**Your task:** Reproduce each line that includes the word "JSON".
======== Data listing ========
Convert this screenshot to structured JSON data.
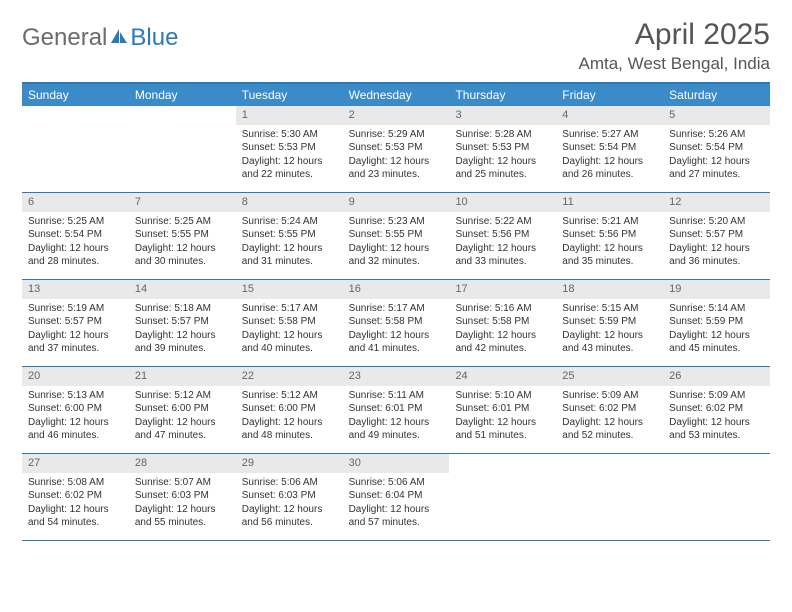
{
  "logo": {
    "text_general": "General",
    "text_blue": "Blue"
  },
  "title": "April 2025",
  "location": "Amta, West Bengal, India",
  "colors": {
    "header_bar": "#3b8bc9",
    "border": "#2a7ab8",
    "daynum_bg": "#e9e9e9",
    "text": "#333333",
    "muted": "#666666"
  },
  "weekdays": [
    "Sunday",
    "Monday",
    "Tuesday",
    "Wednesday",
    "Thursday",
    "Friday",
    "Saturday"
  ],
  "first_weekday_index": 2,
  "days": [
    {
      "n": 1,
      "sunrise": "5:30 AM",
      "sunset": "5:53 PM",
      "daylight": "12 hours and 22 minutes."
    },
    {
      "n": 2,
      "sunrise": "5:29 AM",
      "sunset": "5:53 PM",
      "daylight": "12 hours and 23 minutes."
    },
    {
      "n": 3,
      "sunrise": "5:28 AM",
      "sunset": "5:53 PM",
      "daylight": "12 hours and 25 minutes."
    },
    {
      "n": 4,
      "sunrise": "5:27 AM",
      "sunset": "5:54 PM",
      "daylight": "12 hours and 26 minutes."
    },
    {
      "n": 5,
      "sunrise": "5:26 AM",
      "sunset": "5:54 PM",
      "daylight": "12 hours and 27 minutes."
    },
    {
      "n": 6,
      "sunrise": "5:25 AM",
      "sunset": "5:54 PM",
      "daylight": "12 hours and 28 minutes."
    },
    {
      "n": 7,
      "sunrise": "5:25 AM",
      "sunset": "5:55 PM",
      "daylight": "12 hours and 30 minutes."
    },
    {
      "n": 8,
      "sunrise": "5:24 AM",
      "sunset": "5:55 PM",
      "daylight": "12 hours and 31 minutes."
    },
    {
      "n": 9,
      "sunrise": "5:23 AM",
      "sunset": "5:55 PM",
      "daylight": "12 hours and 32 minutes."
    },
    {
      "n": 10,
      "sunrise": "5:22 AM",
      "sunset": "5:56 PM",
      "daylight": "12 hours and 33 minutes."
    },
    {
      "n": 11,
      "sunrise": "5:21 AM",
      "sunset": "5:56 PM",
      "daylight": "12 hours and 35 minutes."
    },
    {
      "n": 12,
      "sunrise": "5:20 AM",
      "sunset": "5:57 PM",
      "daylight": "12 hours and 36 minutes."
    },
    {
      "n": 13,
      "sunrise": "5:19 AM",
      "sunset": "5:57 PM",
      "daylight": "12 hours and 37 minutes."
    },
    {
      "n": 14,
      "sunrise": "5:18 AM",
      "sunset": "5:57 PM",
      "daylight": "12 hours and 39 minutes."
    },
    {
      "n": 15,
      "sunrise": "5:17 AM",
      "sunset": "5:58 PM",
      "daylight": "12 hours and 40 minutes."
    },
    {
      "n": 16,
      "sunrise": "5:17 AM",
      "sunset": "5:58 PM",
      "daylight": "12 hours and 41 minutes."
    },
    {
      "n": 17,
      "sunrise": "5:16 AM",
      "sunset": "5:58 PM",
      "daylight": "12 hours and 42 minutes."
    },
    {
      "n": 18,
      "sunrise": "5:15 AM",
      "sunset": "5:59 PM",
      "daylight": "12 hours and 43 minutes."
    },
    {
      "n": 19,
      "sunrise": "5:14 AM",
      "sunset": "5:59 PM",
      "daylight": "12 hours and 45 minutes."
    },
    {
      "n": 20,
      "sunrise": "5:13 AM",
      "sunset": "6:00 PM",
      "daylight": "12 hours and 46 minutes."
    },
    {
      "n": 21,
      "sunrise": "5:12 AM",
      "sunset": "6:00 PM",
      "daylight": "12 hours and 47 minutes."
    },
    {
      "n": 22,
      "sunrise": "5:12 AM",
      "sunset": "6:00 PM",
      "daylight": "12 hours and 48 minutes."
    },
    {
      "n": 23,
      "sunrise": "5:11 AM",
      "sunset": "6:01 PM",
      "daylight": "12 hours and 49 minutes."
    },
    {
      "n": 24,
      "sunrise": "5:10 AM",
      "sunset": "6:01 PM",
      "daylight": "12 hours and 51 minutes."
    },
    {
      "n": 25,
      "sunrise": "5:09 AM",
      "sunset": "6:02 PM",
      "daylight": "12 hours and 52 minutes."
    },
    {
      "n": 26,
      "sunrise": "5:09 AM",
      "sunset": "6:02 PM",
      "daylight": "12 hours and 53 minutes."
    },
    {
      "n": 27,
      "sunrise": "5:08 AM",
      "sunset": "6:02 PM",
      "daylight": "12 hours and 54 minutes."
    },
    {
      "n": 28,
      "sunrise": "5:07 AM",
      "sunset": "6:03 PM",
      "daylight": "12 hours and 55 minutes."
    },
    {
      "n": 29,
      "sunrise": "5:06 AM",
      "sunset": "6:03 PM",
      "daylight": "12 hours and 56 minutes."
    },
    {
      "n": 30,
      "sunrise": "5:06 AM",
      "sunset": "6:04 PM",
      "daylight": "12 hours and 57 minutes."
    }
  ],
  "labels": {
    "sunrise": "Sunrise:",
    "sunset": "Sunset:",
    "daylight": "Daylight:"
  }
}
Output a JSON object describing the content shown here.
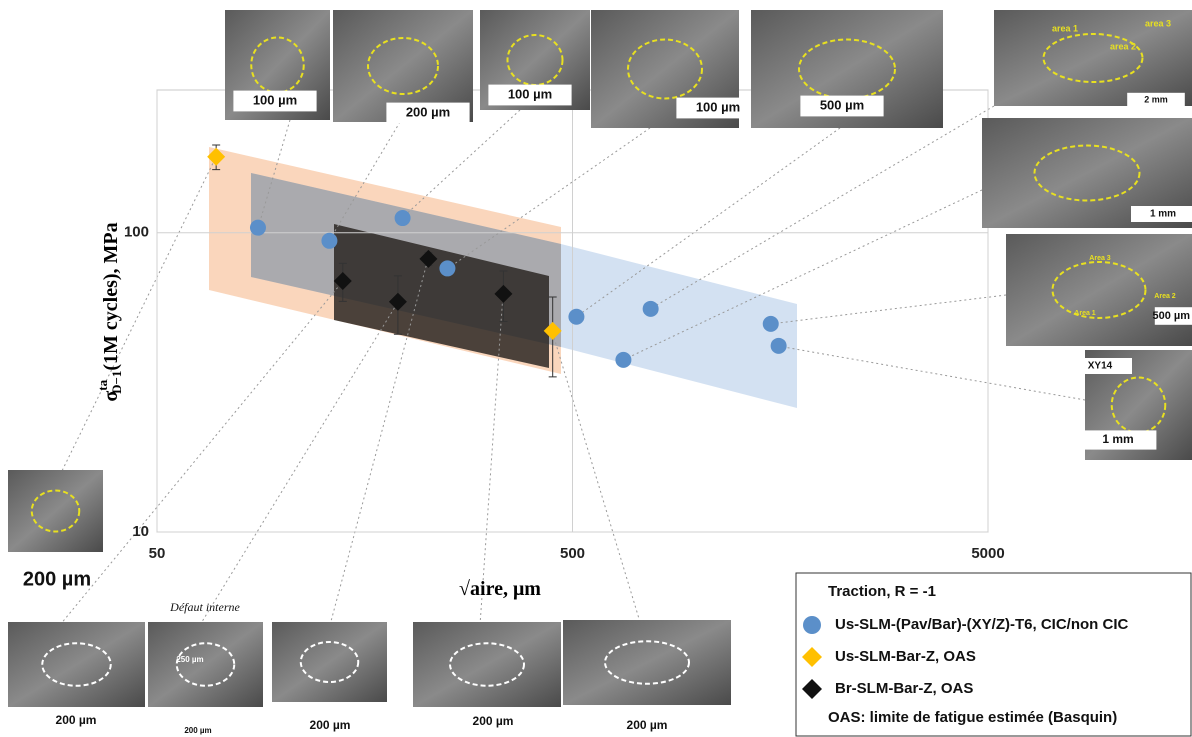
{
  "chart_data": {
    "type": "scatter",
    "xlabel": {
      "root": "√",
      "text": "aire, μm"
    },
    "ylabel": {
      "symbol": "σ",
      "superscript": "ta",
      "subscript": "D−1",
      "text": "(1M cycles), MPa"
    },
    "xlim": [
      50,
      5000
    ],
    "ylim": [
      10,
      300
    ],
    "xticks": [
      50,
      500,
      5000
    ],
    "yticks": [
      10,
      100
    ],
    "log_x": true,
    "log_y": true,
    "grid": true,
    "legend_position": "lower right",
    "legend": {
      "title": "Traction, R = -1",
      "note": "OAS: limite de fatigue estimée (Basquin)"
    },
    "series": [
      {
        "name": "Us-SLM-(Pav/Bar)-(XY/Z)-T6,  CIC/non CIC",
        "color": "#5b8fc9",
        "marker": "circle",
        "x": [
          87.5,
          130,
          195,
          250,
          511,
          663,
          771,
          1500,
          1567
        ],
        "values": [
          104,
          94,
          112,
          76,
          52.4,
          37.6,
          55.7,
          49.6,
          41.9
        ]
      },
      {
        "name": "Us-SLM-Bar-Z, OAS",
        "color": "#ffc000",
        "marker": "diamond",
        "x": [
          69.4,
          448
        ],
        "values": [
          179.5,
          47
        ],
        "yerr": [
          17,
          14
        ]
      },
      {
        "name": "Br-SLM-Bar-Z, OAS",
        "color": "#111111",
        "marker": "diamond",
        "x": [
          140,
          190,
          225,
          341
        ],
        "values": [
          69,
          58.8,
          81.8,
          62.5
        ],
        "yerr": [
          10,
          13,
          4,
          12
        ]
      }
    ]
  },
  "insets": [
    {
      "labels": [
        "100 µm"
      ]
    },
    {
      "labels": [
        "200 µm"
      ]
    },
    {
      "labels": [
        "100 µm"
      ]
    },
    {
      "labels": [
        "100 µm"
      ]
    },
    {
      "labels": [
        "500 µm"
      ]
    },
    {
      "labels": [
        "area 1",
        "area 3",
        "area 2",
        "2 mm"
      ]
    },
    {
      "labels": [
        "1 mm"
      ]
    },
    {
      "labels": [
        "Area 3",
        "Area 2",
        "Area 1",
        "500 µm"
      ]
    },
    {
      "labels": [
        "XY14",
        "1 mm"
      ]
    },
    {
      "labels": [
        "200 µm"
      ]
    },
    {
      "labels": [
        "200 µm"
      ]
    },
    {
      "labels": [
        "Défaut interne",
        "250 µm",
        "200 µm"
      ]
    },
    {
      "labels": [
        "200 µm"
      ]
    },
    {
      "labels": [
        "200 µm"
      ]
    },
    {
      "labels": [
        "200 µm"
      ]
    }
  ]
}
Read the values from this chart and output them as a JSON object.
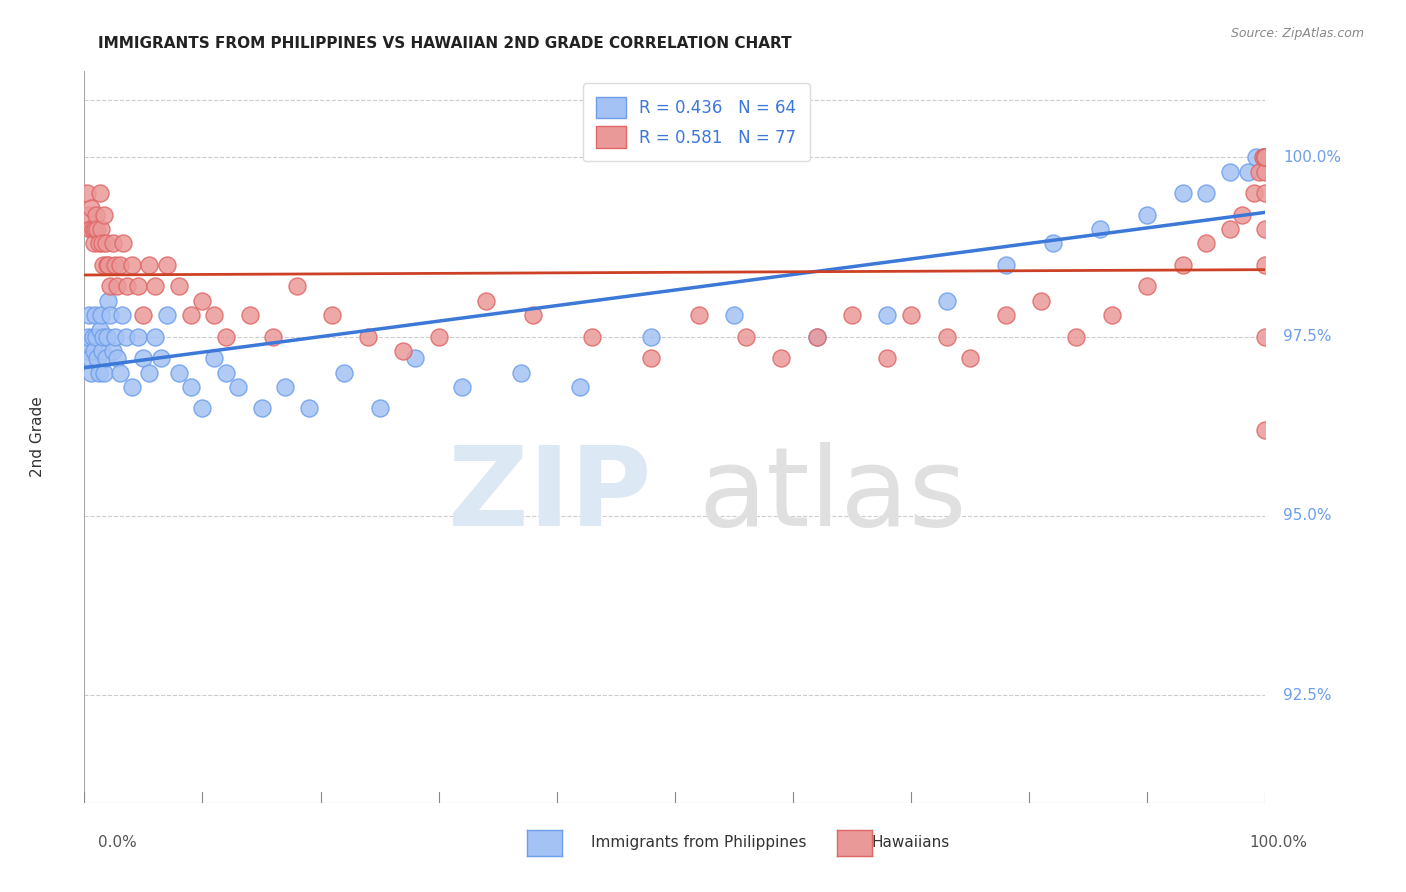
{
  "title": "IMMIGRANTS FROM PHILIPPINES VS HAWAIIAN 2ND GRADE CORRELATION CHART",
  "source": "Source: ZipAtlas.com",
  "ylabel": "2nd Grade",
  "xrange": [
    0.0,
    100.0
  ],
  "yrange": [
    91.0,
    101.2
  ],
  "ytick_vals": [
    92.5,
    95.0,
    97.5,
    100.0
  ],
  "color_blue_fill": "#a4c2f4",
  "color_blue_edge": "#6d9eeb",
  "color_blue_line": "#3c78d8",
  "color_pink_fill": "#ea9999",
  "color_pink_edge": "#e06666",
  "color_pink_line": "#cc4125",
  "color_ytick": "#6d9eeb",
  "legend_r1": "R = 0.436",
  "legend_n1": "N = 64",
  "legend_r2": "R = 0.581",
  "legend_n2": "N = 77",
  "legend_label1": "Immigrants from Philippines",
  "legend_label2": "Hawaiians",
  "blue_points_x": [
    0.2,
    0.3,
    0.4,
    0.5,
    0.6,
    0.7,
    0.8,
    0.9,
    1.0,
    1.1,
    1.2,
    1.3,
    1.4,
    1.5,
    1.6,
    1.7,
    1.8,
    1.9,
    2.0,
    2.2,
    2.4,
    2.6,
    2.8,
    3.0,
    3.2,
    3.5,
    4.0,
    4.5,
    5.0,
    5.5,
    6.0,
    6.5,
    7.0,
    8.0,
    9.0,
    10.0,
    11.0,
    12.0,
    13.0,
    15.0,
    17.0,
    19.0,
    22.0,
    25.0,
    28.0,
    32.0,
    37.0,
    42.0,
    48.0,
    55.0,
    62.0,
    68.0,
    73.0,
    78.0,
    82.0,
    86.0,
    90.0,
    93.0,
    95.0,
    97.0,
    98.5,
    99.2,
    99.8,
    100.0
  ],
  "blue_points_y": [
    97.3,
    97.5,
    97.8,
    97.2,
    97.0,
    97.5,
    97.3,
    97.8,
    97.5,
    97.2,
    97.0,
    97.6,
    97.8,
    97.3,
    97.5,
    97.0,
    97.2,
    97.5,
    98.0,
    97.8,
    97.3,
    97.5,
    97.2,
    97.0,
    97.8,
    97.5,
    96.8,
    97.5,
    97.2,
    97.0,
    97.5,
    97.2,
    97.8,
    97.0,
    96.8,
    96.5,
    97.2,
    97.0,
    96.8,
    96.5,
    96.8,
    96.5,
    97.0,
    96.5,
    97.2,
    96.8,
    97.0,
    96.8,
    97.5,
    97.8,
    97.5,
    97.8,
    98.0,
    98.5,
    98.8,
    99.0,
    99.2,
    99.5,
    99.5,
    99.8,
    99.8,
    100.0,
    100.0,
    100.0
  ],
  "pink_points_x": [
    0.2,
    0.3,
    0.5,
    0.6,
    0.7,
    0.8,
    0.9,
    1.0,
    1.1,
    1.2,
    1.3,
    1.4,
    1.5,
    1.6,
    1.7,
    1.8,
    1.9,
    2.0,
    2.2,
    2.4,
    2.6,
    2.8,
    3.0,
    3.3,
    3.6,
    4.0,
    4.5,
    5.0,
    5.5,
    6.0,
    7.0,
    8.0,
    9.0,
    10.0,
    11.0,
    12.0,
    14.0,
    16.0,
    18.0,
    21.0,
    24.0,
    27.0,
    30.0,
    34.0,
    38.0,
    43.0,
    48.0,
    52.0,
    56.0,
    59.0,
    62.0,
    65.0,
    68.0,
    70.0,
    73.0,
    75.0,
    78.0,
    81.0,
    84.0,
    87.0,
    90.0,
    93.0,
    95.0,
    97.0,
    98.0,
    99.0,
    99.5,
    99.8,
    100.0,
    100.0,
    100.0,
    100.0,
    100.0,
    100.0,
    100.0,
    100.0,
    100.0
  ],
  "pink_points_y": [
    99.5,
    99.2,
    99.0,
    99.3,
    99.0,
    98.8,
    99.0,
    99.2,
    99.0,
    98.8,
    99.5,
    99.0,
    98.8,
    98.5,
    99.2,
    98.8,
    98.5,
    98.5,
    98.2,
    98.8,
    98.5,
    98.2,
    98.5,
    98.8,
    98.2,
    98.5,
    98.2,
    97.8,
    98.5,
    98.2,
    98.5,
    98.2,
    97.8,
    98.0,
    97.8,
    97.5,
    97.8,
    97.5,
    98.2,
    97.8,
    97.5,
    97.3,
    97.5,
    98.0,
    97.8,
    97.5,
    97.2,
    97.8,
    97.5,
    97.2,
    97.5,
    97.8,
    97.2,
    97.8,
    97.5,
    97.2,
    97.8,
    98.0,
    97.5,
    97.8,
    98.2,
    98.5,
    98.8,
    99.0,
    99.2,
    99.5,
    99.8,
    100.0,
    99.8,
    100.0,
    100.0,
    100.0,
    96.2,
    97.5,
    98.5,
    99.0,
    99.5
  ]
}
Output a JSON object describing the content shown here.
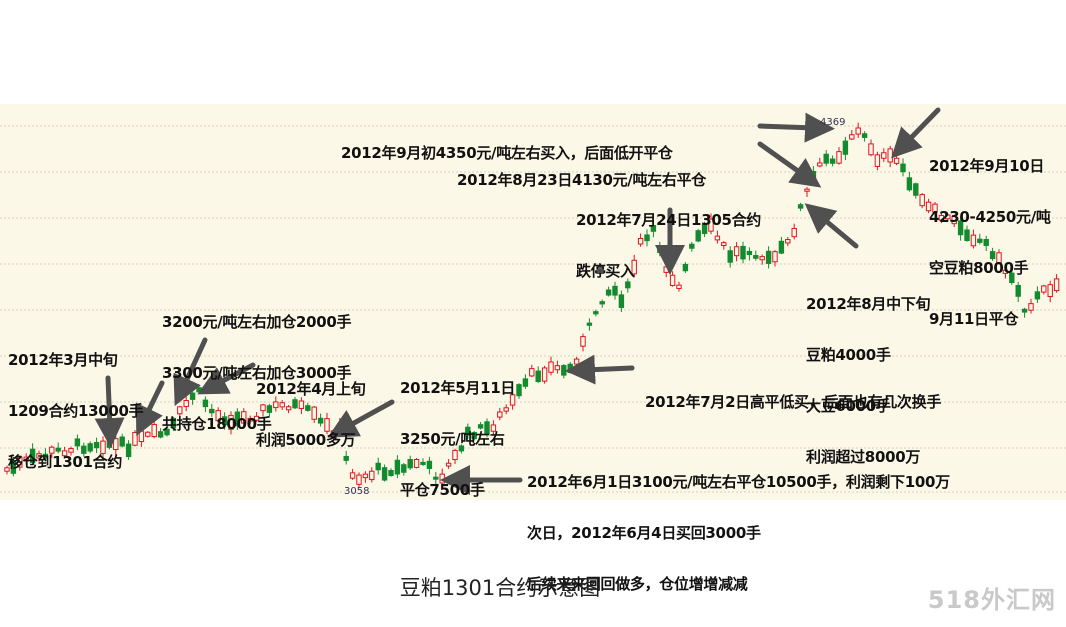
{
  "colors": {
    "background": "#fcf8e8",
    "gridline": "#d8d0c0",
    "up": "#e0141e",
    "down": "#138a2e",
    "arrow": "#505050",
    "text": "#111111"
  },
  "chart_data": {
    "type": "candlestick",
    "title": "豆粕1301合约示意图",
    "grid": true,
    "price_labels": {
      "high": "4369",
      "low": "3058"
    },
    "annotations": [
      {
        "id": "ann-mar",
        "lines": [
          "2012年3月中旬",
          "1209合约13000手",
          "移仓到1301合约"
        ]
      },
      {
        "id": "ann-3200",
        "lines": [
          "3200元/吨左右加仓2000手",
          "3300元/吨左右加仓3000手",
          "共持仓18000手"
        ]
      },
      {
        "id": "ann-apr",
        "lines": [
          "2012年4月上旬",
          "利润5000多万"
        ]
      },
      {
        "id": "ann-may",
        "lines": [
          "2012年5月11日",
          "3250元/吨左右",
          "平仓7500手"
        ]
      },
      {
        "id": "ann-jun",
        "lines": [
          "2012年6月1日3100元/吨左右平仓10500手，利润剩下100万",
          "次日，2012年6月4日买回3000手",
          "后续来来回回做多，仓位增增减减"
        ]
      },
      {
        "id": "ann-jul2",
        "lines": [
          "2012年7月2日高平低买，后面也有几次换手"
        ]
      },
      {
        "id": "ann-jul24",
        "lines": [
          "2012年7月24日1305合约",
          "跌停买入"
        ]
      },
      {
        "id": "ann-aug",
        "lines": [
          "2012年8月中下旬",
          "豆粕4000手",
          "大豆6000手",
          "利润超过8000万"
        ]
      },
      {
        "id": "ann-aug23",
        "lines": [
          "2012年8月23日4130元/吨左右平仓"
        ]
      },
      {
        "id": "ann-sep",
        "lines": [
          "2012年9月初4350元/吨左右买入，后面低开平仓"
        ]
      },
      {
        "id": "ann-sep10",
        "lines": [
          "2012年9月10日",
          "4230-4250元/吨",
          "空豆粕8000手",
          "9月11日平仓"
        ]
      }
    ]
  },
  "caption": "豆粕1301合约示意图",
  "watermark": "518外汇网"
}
========
**Task solution:**
Convert this screenshot to structured JSON data.
Output a JSON object describing the content shown here.
Read the values from this chart and output them as a JSON object.
Output a JSON object describing the content shown here.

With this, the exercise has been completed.